> **WHAT TO WORK ON**: Type out every line below exactly as it reads.

#####

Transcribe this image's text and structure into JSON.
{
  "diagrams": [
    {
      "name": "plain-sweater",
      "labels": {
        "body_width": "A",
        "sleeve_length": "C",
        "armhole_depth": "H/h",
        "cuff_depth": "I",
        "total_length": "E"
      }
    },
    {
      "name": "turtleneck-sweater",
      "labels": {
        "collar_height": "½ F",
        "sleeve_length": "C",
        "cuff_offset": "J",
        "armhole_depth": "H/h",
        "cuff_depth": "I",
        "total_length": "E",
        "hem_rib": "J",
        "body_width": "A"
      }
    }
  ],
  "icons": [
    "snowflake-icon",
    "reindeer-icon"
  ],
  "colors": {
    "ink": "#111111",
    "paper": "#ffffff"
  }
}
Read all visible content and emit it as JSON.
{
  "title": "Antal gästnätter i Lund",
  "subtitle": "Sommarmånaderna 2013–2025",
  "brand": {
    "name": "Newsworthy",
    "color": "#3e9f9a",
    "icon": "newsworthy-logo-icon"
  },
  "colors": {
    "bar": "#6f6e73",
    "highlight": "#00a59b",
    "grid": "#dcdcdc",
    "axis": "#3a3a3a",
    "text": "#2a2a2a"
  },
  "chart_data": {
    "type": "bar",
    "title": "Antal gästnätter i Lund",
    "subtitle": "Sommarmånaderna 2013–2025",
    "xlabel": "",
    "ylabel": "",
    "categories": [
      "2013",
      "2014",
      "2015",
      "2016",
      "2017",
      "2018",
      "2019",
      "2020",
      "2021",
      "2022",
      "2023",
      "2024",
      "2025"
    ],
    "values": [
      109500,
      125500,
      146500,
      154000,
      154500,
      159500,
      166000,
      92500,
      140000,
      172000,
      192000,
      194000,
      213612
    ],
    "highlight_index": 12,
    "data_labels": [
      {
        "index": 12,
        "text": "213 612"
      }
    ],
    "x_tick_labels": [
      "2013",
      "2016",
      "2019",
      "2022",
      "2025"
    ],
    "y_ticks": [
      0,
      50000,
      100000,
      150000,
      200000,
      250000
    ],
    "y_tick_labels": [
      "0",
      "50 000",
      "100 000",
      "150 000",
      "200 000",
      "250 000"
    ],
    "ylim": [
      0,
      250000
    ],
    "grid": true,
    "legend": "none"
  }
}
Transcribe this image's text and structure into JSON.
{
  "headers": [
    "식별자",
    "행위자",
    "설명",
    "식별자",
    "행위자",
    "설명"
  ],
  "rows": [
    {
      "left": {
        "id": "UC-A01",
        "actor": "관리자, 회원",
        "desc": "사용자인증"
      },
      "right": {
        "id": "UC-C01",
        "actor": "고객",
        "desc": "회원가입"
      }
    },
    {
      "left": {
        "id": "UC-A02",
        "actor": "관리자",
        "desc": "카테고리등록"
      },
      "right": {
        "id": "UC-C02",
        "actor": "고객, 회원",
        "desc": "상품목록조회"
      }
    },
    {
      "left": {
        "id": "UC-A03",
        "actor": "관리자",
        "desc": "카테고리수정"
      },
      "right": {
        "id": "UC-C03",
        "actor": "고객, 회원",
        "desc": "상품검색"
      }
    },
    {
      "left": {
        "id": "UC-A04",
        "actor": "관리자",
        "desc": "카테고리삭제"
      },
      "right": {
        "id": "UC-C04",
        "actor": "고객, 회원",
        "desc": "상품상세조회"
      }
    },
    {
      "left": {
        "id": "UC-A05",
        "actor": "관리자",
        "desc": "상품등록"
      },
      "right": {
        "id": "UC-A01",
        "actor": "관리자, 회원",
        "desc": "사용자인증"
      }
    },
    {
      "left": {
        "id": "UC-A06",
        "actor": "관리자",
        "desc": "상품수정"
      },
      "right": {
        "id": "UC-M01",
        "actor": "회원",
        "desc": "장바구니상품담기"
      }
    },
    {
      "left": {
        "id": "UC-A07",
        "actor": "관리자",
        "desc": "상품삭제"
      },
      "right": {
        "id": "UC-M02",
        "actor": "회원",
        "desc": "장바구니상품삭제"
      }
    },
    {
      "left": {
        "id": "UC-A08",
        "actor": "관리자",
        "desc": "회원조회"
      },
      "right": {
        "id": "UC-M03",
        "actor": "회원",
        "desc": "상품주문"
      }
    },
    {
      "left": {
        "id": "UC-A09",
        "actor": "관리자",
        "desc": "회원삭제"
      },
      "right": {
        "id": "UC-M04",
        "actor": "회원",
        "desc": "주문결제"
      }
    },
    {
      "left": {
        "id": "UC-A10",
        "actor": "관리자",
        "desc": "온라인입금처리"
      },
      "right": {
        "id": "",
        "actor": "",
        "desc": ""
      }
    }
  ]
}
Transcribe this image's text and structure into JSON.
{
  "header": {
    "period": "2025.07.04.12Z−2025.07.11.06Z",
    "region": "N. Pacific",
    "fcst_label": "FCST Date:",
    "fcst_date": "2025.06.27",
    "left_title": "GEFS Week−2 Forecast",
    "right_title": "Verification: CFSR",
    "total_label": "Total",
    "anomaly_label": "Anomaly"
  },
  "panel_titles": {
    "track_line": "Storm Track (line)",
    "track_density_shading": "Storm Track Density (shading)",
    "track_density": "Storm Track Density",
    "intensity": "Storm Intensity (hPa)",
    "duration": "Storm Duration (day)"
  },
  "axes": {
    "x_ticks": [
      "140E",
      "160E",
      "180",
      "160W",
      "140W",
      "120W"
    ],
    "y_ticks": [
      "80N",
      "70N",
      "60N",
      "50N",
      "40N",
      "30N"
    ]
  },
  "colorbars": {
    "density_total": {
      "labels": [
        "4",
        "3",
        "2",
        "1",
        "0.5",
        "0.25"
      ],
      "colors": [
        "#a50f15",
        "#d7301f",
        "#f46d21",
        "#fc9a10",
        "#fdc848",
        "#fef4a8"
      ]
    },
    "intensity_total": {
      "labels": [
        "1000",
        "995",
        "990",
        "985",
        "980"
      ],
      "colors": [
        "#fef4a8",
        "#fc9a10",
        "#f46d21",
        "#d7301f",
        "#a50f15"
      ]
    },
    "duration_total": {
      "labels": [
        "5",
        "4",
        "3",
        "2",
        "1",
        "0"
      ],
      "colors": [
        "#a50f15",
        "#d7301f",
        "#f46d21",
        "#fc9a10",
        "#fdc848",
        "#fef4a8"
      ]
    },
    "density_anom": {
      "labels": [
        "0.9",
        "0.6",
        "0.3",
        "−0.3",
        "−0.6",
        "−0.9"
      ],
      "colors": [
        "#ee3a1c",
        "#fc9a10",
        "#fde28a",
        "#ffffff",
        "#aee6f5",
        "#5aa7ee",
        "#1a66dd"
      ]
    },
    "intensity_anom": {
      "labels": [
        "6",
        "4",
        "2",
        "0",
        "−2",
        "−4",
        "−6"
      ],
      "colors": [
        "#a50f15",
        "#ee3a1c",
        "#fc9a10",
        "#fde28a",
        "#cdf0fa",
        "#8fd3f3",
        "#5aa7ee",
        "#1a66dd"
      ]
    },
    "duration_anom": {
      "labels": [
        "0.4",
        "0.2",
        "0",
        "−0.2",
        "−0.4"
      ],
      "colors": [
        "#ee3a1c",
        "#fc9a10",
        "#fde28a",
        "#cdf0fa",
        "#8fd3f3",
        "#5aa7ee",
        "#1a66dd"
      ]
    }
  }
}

#####

> **OUTPUT BELOW**:
Transcribe this image's text and structure into JSON.
{
  "diagrams": [
    {
      "name": "plain-sweater",
      "labels": {
        "body_width": "A",
        "sleeve_length": "C",
        "armhole_depth": "H/h",
        "cuff_depth": "I",
        "total_length": "E"
      }
    },
    {
      "name": "turtleneck-sweater",
      "labels": {
        "collar_height": "½ F",
        "sleeve_length": "C",
        "cuff_offset": "J",
        "armhole_depth": "H/h",
        "cuff_depth": "I",
        "total_length": "E",
        "hem_rib": "J",
        "body_width": "A"
      }
    }
  ],
  "icons": [
    "snowflake-icon",
    "reindeer-icon"
  ],
  "colors": {
    "ink": "#111111",
    "paper": "#ffffff"
  }
}
Read all visible content and emit it as JSON.
{
  "title": "Antal gästnätter i Lund",
  "subtitle": "Sommarmånaderna 2013–2025",
  "brand": {
    "name": "Newsworthy",
    "color": "#3e9f9a",
    "icon": "newsworthy-logo-icon"
  },
  "colors": {
    "bar": "#6f6e73",
    "highlight": "#00a59b",
    "grid": "#dcdcdc",
    "axis": "#3a3a3a",
    "text": "#2a2a2a"
  },
  "chart_data": {
    "type": "bar",
    "title": "Antal gästnätter i Lund",
    "subtitle": "Sommarmånaderna 2013–2025",
    "xlabel": "",
    "ylabel": "",
    "categories": [
      "2013",
      "2014",
      "2015",
      "2016",
      "2017",
      "2018",
      "2019",
      "2020",
      "2021",
      "2022",
      "2023",
      "2024",
      "2025"
    ],
    "values": [
      109500,
      125500,
      146500,
      154000,
      154500,
      159500,
      166000,
      92500,
      140000,
      172000,
      192000,
      194000,
      213612
    ],
    "highlight_index": 12,
    "data_labels": [
      {
        "index": 12,
        "text": "213 612"
      }
    ],
    "x_tick_labels": [
      "2013",
      "2016",
      "2019",
      "2022",
      "2025"
    ],
    "y_ticks": [
      0,
      50000,
      100000,
      150000,
      200000,
      250000
    ],
    "y_tick_labels": [
      "0",
      "50 000",
      "100 000",
      "150 000",
      "200 000",
      "250 000"
    ],
    "ylim": [
      0,
      250000
    ],
    "grid": true,
    "legend": "none"
  }
}
Transcribe this image's text and structure into JSON.
{
  "headers": [
    "식별자",
    "행위자",
    "설명",
    "식별자",
    "행위자",
    "설명"
  ],
  "rows": [
    {
      "left": {
        "id": "UC-A01",
        "actor": "관리자, 회원",
        "desc": "사용자인증"
      },
      "right": {
        "id": "UC-C01",
        "actor": "고객",
        "desc": "회원가입"
      }
    },
    {
      "left": {
        "id": "UC-A02",
        "actor": "관리자",
        "desc": "카테고리등록"
      },
      "right": {
        "id": "UC-C02",
        "actor": "고객, 회원",
        "desc": "상품목록조회"
      }
    },
    {
      "left": {
        "id": "UC-A03",
        "actor": "관리자",
        "desc": "카테고리수정"
      },
      "right": {
        "id": "UC-C03",
        "actor": "고객, 회원",
        "desc": "상품검색"
      }
    },
    {
      "left": {
        "id": "UC-A04",
        "actor": "관리자",
        "desc": "카테고리삭제"
      },
      "right": {
        "id": "UC-C04",
        "actor": "고객, 회원",
        "desc": "상품상세조회"
      }
    },
    {
      "left": {
        "id": "UC-A05",
        "actor": "관리자",
        "desc": "상품등록"
      },
      "right": {
        "id": "UC-A01",
        "actor": "관리자, 회원",
        "desc": "사용자인증"
      }
    },
    {
      "left": {
        "id": "UC-A06",
        "actor": "관리자",
        "desc": "상품수정"
      },
      "right": {
        "id": "UC-M01",
        "actor": "회원",
        "desc": "장바구니상품담기"
      }
    },
    {
      "left": {
        "id": "UC-A07",
        "actor": "관리자",
        "desc": "상품삭제"
      },
      "right": {
        "id": "UC-M02",
        "actor": "회원",
        "desc": "장바구니상품삭제"
      }
    },
    {
      "left": {
        "id": "UC-A08",
        "actor": "관리자",
        "desc": "회원조회"
      },
      "right": {
        "id": "UC-M03",
        "actor": "회원",
        "desc": "상품주문"
      }
    },
    {
      "left": {
        "id": "UC-A09",
        "actor": "관리자",
        "desc": "회원삭제"
      },
      "right": {
        "id": "UC-M04",
        "actor": "회원",
        "desc": "주문결제"
      }
    },
    {
      "left": {
        "id": "UC-A10",
        "actor": "관리자",
        "desc": "온라인입금처리"
      },
      "right": {
        "id": "",
        "actor": "",
        "desc": ""
      }
    }
  ]
}
Transcribe this image's text and structure into JSON.
{
  "header": {
    "period": "2025.07.04.12Z−2025.07.11.06Z",
    "region": "N. Pacific",
    "fcst_label": "FCST Date:",
    "fcst_date": "2025.06.27",
    "left_title": "GEFS Week−2 Forecast",
    "right_title": "Verification: CFSR",
    "total_label": "Total",
    "anomaly_label": "Anomaly"
  },
  "panel_titles": {
    "track_line": "Storm Track (line)",
    "track_density_shading": "Storm Track Density (shading)",
    "track_density": "Storm Track Density",
    "intensity": "Storm Intensity (hPa)",
    "duration": "Storm Duration (day)"
  },
  "axes": {
    "x_ticks": [
      "140E",
      "160E",
      "180",
      "160W",
      "140W",
      "120W"
    ],
    "y_ticks": [
      "80N",
      "70N",
      "60N",
      "50N",
      "40N",
      "30N"
    ]
  },
  "colorbars": {
    "density_total": {
      "labels": [
        "4",
        "3",
        "2",
        "1",
        "0.5",
        "0.25"
      ],
      "colors": [
        "#a50f15",
        "#d7301f",
        "#f46d21",
        "#fc9a10",
        "#fdc848",
        "#fef4a8"
      ]
    },
    "intensity_total": {
      "labels": [
        "1000",
        "995",
        "990",
        "985",
        "980"
      ],
      "colors": [
        "#fef4a8",
        "#fc9a10",
        "#f46d21",
        "#d7301f",
        "#a50f15"
      ]
    },
    "duration_total": {
      "labels": [
        "5",
        "4",
        "3",
        "2",
        "1",
        "0"
      ],
      "colors": [
        "#a50f15",
        "#d7301f",
        "#f46d21",
        "#fc9a10",
        "#fdc848",
        "#fef4a8"
      ]
    },
    "density_anom": {
      "labels": [
        "0.9",
        "0.6",
        "0.3",
        "−0.3",
        "−0.6",
        "−0.9"
      ],
      "colors": [
        "#ee3a1c",
        "#fc9a10",
        "#fde28a",
        "#ffffff",
        "#aee6f5",
        "#5aa7ee",
        "#1a66dd"
      ]
    },
    "intensity_anom": {
      "labels": [
        "6",
        "4",
        "2",
        "0",
        "−2",
        "−4",
        "−6"
      ],
      "colors": [
        "#a50f15",
        "#ee3a1c",
        "#fc9a10",
        "#fde28a",
        "#cdf0fa",
        "#8fd3f3",
        "#5aa7ee",
        "#1a66dd"
      ]
    },
    "duration_anom": {
      "labels": [
        "0.4",
        "0.2",
        "0",
        "−0.2",
        "−0.4"
      ],
      "colors": [
        "#ee3a1c",
        "#fc9a10",
        "#fde28a",
        "#cdf0fa",
        "#8fd3f3",
        "#5aa7ee",
        "#1a66dd"
      ]
    }
  }
}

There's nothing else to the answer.